Records supplied:
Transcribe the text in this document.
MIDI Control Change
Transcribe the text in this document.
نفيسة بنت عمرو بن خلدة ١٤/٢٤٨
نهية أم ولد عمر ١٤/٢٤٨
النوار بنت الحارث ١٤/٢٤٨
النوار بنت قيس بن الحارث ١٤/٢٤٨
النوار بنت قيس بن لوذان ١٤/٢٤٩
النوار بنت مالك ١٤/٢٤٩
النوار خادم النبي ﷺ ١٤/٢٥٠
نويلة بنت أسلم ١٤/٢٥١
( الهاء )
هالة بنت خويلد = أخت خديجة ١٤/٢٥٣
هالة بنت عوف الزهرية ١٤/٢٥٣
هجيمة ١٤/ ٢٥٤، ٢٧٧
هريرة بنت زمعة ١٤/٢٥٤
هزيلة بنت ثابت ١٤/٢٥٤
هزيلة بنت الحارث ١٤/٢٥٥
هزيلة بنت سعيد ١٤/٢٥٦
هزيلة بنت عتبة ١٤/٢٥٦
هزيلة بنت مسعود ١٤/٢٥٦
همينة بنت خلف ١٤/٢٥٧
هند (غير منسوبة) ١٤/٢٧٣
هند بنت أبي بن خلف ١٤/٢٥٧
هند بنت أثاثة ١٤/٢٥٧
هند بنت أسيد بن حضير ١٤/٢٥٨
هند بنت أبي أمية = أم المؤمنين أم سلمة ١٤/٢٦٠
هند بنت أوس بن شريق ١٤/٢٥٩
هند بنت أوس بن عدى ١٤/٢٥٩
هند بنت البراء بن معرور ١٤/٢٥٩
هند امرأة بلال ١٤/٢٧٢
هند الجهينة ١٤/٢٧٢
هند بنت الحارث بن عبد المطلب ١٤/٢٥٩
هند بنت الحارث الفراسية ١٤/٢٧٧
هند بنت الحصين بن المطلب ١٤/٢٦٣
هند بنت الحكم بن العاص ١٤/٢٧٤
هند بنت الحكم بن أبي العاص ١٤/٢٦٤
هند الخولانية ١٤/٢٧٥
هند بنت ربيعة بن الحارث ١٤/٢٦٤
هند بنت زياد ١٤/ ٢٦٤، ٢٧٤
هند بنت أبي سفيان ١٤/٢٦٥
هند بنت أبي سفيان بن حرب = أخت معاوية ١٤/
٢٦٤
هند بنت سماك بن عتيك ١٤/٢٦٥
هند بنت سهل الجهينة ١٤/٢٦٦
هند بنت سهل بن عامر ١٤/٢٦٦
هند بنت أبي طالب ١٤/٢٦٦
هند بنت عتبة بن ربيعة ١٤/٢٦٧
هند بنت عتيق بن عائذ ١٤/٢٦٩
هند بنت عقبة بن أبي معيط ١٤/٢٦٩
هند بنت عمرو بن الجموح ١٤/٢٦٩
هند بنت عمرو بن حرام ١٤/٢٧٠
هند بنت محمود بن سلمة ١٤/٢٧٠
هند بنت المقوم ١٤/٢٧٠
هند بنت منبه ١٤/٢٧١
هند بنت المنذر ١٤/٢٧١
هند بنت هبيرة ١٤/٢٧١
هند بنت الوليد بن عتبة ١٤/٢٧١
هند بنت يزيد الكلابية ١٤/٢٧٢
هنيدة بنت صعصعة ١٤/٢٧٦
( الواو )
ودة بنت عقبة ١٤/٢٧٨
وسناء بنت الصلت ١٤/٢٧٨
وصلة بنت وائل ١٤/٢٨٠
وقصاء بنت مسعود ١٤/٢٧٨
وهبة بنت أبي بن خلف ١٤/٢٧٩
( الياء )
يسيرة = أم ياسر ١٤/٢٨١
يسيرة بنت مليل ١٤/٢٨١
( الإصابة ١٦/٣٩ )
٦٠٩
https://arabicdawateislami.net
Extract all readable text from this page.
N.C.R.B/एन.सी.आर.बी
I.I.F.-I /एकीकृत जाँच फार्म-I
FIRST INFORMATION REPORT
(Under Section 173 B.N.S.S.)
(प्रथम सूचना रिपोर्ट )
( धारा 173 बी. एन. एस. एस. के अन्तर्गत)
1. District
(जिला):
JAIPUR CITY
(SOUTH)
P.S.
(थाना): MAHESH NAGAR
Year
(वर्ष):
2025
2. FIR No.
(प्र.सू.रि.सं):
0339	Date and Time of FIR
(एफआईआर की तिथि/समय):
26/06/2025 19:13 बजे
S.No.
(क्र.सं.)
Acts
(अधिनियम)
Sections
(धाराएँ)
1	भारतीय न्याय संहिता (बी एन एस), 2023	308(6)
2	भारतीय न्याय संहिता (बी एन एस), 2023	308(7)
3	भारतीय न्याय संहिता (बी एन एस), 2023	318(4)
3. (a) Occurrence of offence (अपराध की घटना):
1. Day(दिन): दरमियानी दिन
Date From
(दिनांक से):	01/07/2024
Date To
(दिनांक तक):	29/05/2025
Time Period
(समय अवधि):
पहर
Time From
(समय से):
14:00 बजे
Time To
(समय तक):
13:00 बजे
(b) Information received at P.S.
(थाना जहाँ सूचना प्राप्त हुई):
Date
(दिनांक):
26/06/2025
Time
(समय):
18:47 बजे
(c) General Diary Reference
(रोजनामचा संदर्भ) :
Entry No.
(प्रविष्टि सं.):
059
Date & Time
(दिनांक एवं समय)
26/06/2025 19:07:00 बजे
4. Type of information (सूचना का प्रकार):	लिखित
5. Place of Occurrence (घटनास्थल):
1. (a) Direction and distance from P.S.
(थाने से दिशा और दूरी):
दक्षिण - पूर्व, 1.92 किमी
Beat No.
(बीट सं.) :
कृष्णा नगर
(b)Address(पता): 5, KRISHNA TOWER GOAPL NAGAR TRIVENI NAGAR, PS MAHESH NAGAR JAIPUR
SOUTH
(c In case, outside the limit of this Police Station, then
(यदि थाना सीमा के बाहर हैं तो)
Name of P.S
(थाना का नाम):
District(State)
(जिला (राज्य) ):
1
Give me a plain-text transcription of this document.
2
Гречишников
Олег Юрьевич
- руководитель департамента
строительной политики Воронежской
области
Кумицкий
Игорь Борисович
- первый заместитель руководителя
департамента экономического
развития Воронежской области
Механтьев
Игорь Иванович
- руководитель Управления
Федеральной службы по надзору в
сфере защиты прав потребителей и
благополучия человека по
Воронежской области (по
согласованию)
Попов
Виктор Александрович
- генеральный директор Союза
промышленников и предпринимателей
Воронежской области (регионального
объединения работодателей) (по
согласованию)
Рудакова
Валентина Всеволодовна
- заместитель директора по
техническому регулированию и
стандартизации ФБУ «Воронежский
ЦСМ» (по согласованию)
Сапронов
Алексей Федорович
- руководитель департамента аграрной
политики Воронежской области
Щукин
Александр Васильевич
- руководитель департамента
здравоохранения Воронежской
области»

Given problem: Without leaving anything out, quote all the data.

Answer to this task:
Transcribe the text in this document.
MIDI Control Change
Transcribe the text in this document.
نفيسة بنت عمرو بن خلدة ١٤/٢٤٨
نهية أم ولد عمر ١٤/٢٤٨
النوار بنت الحارث ١٤/٢٤٨
النوار بنت قيس بن الحارث ١٤/٢٤٨
النوار بنت قيس بن لوذان ١٤/٢٤٩
النوار بنت مالك ١٤/٢٤٩
النوار خادم النبي ﷺ ١٤/٢٥٠
نويلة بنت أسلم ١٤/٢٥١
( الهاء )
هالة بنت خويلد = أخت خديجة ١٤/٢٥٣
هالة بنت عوف الزهرية ١٤/٢٥٣
هجيمة ١٤/ ٢٥٤، ٢٧٧
هريرة بنت زمعة ١٤/٢٥٤
هزيلة بنت ثابت ١٤/٢٥٤
هزيلة بنت الحارث ١٤/٢٥٥
هزيلة بنت سعيد ١٤/٢٥٦
هزيلة بنت عتبة ١٤/٢٥٦
هزيلة بنت مسعود ١٤/٢٥٦
همينة بنت خلف ١٤/٢٥٧
هند (غير منسوبة) ١٤/٢٧٣
هند بنت أبي بن خلف ١٤/٢٥٧
هند بنت أثاثة ١٤/٢٥٧
هند بنت أسيد بن حضير ١٤/٢٥٨
هند بنت أبي أمية = أم المؤمنين أم سلمة ١٤/٢٦٠
هند بنت أوس بن شريق ١٤/٢٥٩
هند بنت أوس بن عدى ١٤/٢٥٩
هند بنت البراء بن معرور ١٤/٢٥٩
هند امرأة بلال ١٤/٢٧٢
هند الجهينة ١٤/٢٧٢
هند بنت الحارث بن عبد المطلب ١٤/٢٥٩
هند بنت الحارث الفراسية ١٤/٢٧٧
هند بنت الحصين بن المطلب ١٤/٢٦٣
هند بنت الحكم بن العاص ١٤/٢٧٤
هند بنت الحكم بن أبي العاص ١٤/٢٦٤
هند الخولانية ١٤/٢٧٥
هند بنت ربيعة بن الحارث ١٤/٢٦٤
هند بنت زياد ١٤/ ٢٦٤، ٢٧٤
هند بنت أبي سفيان ١٤/٢٦٥
هند بنت أبي سفيان بن حرب = أخت معاوية ١٤/
٢٦٤
هند بنت سماك بن عتيك ١٤/٢٦٥
هند بنت سهل الجهينة ١٤/٢٦٦
هند بنت سهل بن عامر ١٤/٢٦٦
هند بنت أبي طالب ١٤/٢٦٦
هند بنت عتبة بن ربيعة ١٤/٢٦٧
هند بنت عتيق بن عائذ ١٤/٢٦٩
هند بنت عقبة بن أبي معيط ١٤/٢٦٩
هند بنت عمرو بن الجموح ١٤/٢٦٩
هند بنت عمرو بن حرام ١٤/٢٧٠
هند بنت محمود بن سلمة ١٤/٢٧٠
هند بنت المقوم ١٤/٢٧٠
هند بنت منبه ١٤/٢٧١
هند بنت المنذر ١٤/٢٧١
هند بنت هبيرة ١٤/٢٧١
هند بنت الوليد بن عتبة ١٤/٢٧١
هند بنت يزيد الكلابية ١٤/٢٧٢
هنيدة بنت صعصعة ١٤/٢٧٦
( الواو )
ودة بنت عقبة ١٤/٢٧٨
وسناء بنت الصلت ١٤/٢٧٨
وصلة بنت وائل ١٤/٢٨٠
وقصاء بنت مسعود ١٤/٢٧٨
وهبة بنت أبي بن خلف ١٤/٢٧٩
( الياء )
يسيرة = أم ياسر ١٤/٢٨١
يسيرة بنت مليل ١٤/٢٨١
( الإصابة ١٦/٣٩ )
٦٠٩
https://arabicdawateislami.net
Extract all readable text from this page.
N.C.R.B/एन.सी.आर.बी
I.I.F.-I /एकीकृत जाँच फार्म-I
FIRST INFORMATION REPORT
(Under Section 173 B.N.S.S.)
(प्रथम सूचना रिपोर्ट )
( धारा 173 बी. एन. एस. एस. के अन्तर्गत)
1. District
(जिला):
JAIPUR CITY
(SOUTH)
P.S.
(थाना): MAHESH NAGAR
Year
(वर्ष):
2025
2. FIR No.
(प्र.सू.रि.सं):
0339	Date and Time of FIR
(एफआईआर की तिथि/समय):
26/06/2025 19:13 बजे
S.No.
(क्र.सं.)
Acts
(अधिनियम)
Sections
(धाराएँ)
1	भारतीय न्याय संहिता (बी एन एस), 2023	308(6)
2	भारतीय न्याय संहिता (बी एन एस), 2023	308(7)
3	भारतीय न्याय संहिता (बी एन एस), 2023	318(4)
3. (a) Occurrence of offence (अपराध की घटना):
1. Day(दिन): दरमियानी दिन
Date From
(दिनांक से):	01/07/2024
Date To
(दिनांक तक):	29/05/2025
Time Period
(समय अवधि):
पहर
Time From
(समय से):
14:00 बजे
Time To
(समय तक):
13:00 बजे
(b) Information received at P.S.
(थाना जहाँ सूचना प्राप्त हुई):
Date
(दिनांक):
26/06/2025
Time
(समय):
18:47 बजे
(c) General Diary Reference
(रोजनामचा संदर्भ) :
Entry No.
(प्रविष्टि सं.):
059
Date & Time
(दिनांक एवं समय)
26/06/2025 19:07:00 बजे
4. Type of information (सूचना का प्रकार):	लिखित
5. Place of Occurrence (घटनास्थल):
1. (a) Direction and distance from P.S.
(थाने से दिशा और दूरी):
दक्षिण - पूर्व, 1.92 किमी
Beat No.
(बीट सं.) :
कृष्णा नगर
(b)Address(पता): 5, KRISHNA TOWER GOAPL NAGAR TRIVENI NAGAR, PS MAHESH NAGAR JAIPUR
SOUTH
(c In case, outside the limit of this Police Station, then
(यदि थाना सीमा के बाहर हैं तो)
Name of P.S
(थाना का नाम):
District(State)
(जिला (राज्य) ):
1
Give me a plain-text transcription of this document.
2
Гречишников
Олег Юрьевич
- руководитель департамента
строительной политики Воронежской
области
Кумицкий
Игорь Борисович
- первый заместитель руководителя
департамента экономического
развития Воронежской области
Механтьев
Игорь Иванович
- руководитель Управления
Федеральной службы по надзору в
сфере защиты прав потребителей и
благополучия человека по
Воронежской области (по
согласованию)
Попов
Виктор Александрович
- генеральный директор Союза
промышленников и предпринимателей
Воронежской области (регионального
объединения работодателей) (по
согласованию)
Рудакова
Валентина Всеволодовна
- заместитель директора по
техническому регулированию и
стандартизации ФБУ «Воронежский
ЦСМ» (по согласованию)
Сапронов
Алексей Федорович
- руководитель департамента аграрной
политики Воронежской области
Щукин
Александр Васильевич
- руководитель департамента
здравоохранения Воронежской
области»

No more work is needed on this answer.